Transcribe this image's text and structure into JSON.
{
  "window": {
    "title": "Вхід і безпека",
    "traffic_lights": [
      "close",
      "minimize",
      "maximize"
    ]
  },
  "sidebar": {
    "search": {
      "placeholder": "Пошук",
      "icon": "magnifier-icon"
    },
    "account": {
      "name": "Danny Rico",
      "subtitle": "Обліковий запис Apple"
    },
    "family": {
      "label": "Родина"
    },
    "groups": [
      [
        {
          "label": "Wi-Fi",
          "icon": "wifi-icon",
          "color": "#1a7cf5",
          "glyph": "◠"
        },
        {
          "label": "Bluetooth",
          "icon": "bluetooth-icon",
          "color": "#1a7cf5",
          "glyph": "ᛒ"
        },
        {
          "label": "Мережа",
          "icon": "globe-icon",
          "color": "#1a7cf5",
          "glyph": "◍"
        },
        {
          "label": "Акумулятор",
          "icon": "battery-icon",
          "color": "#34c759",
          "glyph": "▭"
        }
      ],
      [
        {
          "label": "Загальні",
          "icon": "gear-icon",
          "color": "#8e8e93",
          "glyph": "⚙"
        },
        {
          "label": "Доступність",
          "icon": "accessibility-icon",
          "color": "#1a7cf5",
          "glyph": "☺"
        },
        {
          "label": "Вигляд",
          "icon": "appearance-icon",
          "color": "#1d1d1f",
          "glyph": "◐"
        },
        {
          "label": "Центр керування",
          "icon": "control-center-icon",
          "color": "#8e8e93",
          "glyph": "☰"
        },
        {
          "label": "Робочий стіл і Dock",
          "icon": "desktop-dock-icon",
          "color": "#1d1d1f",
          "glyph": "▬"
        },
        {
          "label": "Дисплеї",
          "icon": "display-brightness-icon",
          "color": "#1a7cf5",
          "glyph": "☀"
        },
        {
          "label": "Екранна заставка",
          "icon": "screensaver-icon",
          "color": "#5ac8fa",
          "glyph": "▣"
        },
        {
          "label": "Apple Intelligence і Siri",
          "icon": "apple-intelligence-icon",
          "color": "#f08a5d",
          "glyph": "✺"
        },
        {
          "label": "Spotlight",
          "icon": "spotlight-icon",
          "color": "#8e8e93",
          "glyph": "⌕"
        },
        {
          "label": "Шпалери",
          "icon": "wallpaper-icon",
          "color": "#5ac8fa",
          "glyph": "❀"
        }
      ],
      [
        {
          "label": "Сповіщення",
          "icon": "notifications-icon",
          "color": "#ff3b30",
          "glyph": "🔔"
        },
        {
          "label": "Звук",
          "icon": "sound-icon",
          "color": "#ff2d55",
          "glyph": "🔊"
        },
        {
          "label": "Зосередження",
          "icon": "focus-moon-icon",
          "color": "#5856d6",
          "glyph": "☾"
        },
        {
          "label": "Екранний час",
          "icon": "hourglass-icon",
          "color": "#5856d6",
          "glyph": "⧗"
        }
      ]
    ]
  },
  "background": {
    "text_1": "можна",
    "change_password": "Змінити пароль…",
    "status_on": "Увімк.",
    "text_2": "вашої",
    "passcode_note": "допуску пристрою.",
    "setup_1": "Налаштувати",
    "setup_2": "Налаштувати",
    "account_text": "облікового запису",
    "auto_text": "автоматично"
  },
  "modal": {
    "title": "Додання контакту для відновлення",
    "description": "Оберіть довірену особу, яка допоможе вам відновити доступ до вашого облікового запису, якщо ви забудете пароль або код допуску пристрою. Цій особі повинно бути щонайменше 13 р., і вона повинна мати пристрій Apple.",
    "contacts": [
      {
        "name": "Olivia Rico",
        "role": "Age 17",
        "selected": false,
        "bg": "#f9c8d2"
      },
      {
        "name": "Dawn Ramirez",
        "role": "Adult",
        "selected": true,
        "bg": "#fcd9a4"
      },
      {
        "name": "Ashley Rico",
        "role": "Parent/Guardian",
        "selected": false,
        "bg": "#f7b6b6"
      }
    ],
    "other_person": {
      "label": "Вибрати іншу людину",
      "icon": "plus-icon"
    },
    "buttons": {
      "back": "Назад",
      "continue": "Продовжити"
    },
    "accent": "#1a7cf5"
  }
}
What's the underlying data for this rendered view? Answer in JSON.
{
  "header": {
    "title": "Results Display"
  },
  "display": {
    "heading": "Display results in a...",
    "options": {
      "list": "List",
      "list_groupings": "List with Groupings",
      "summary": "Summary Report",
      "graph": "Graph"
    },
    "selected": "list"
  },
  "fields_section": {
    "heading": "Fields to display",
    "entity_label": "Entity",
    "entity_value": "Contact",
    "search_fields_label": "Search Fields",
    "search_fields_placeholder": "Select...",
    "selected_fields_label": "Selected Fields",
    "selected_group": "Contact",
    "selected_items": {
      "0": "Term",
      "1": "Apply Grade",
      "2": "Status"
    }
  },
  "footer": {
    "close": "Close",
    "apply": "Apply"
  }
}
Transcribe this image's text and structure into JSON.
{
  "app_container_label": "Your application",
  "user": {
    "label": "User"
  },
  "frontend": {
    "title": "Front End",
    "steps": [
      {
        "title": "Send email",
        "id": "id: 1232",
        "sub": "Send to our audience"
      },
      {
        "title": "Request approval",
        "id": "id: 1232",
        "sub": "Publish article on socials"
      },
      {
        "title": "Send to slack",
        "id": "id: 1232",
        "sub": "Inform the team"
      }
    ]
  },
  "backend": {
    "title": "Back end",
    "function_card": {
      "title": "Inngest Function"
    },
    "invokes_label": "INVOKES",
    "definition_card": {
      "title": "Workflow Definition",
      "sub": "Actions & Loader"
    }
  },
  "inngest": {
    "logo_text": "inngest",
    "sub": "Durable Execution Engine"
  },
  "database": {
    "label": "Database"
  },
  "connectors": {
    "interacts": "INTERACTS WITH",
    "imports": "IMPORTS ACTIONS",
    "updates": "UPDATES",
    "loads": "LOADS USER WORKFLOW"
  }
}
:::
Repeat all the records. Match each line exactly.

Transcribe this image's text and structure into JSON.
{
  "window": {
    "title": "Вхід і безпека",
    "traffic_lights": [
      "close",
      "minimize",
      "maximize"
    ]
  },
  "sidebar": {
    "search": {
      "placeholder": "Пошук",
      "icon": "magnifier-icon"
    },
    "account": {
      "name": "Danny Rico",
      "subtitle": "Обліковий запис Apple"
    },
    "family": {
      "label": "Родина"
    },
    "groups": [
      [
        {
          "label": "Wi-Fi",
          "icon": "wifi-icon",
          "color": "#1a7cf5",
          "glyph": "◠"
        },
        {
          "label": "Bluetooth",
          "icon": "bluetooth-icon",
          "color": "#1a7cf5",
          "glyph": "ᛒ"
        },
        {
          "label": "Мережа",
          "icon": "globe-icon",
          "color": "#1a7cf5",
          "glyph": "◍"
        },
        {
          "label": "Акумулятор",
          "icon": "battery-icon",
          "color": "#34c759",
          "glyph": "▭"
        }
      ],
      [
        {
          "label": "Загальні",
          "icon": "gear-icon",
          "color": "#8e8e93",
          "glyph": "⚙"
        },
        {
          "label": "Доступність",
          "icon": "accessibility-icon",
          "color": "#1a7cf5",
          "glyph": "☺"
        },
        {
          "label": "Вигляд",
          "icon": "appearance-icon",
          "color": "#1d1d1f",
          "glyph": "◐"
        },
        {
          "label": "Центр керування",
          "icon": "control-center-icon",
          "color": "#8e8e93",
          "glyph": "☰"
        },
        {
          "label": "Робочий стіл і Dock",
          "icon": "desktop-dock-icon",
          "color": "#1d1d1f",
          "glyph": "▬"
        },
        {
          "label": "Дисплеї",
          "icon": "display-brightness-icon",
          "color": "#1a7cf5",
          "glyph": "☀"
        },
        {
          "label": "Екранна заставка",
          "icon": "screensaver-icon",
          "color": "#5ac8fa",
          "glyph": "▣"
        },
        {
          "label": "Apple Intelligence і Siri",
          "icon": "apple-intelligence-icon",
          "color": "#f08a5d",
          "glyph": "✺"
        },
        {
          "label": "Spotlight",
          "icon": "spotlight-icon",
          "color": "#8e8e93",
          "glyph": "⌕"
        },
        {
          "label": "Шпалери",
          "icon": "wallpaper-icon",
          "color": "#5ac8fa",
          "glyph": "❀"
        }
      ],
      [
        {
          "label": "Сповіщення",
          "icon": "notifications-icon",
          "color": "#ff3b30",
          "glyph": "🔔"
        },
        {
          "label": "Звук",
          "icon": "sound-icon",
          "color": "#ff2d55",
          "glyph": "🔊"
        },
        {
          "label": "Зосередження",
          "icon": "focus-moon-icon",
          "color": "#5856d6",
          "glyph": "☾"
        },
        {
          "label": "Екранний час",
          "icon": "hourglass-icon",
          "color": "#5856d6",
          "glyph": "⧗"
        }
      ]
    ]
  },
  "background": {
    "text_1": "можна",
    "change_password": "Змінити пароль…",
    "status_on": "Увімк.",
    "text_2": "вашої",
    "passcode_note": "допуску пристрою.",
    "setup_1": "Налаштувати",
    "setup_2": "Налаштувати",
    "account_text": "облікового запису",
    "auto_text": "автоматично"
  },
  "modal": {
    "title": "Додання контакту для відновлення",
    "description": "Оберіть довірену особу, яка допоможе вам відновити доступ до вашого облікового запису, якщо ви забудете пароль або код допуску пристрою. Цій особі повинно бути щонайменше 13 р., і вона повинна мати пристрій Apple.",
    "contacts": [
      {
        "name": "Olivia Rico",
        "role": "Age 17",
        "selected": false,
        "bg": "#f9c8d2"
      },
      {
        "name": "Dawn Ramirez",
        "role": "Adult",
        "selected": true,
        "bg": "#fcd9a4"
      },
      {
        "name": "Ashley Rico",
        "role": "Parent/Guardian",
        "selected": false,
        "bg": "#f7b6b6"
      }
    ],
    "other_person": {
      "label": "Вибрати іншу людину",
      "icon": "plus-icon"
    },
    "buttons": {
      "back": "Назад",
      "continue": "Продовжити"
    },
    "accent": "#1a7cf5"
  }
}
What's the underlying data for this rendered view? Answer in JSON.
{
  "header": {
    "title": "Results Display"
  },
  "display": {
    "heading": "Display results in a...",
    "options": {
      "list": "List",
      "list_groupings": "List with Groupings",
      "summary": "Summary Report",
      "graph": "Graph"
    },
    "selected": "list"
  },
  "fields_section": {
    "heading": "Fields to display",
    "entity_label": "Entity",
    "entity_value": "Contact",
    "search_fields_label": "Search Fields",
    "search_fields_placeholder": "Select...",
    "selected_fields_label": "Selected Fields",
    "selected_group": "Contact",
    "selected_items": {
      "0": "Term",
      "1": "Apply Grade",
      "2": "Status"
    }
  },
  "footer": {
    "close": "Close",
    "apply": "Apply"
  }
}
Transcribe this image's text and structure into JSON.
{
  "app_container_label": "Your application",
  "user": {
    "label": "User"
  },
  "frontend": {
    "title": "Front End",
    "steps": [
      {
        "title": "Send email",
        "id": "id: 1232",
        "sub": "Send to our audience"
      },
      {
        "title": "Request approval",
        "id": "id: 1232",
        "sub": "Publish article on socials"
      },
      {
        "title": "Send to slack",
        "id": "id: 1232",
        "sub": "Inform the team"
      }
    ]
  },
  "backend": {
    "title": "Back end",
    "function_card": {
      "title": "Inngest Function"
    },
    "invokes_label": "INVOKES",
    "definition_card": {
      "title": "Workflow Definition",
      "sub": "Actions & Loader"
    }
  },
  "inngest": {
    "logo_text": "inngest",
    "sub": "Durable Execution Engine"
  },
  "database": {
    "label": "Database"
  },
  "connectors": {
    "interacts": "INTERACTS WITH",
    "imports": "IMPORTS ACTIONS",
    "updates": "UPDATES",
    "loads": "LOADS USER WORKFLOW"
  }
}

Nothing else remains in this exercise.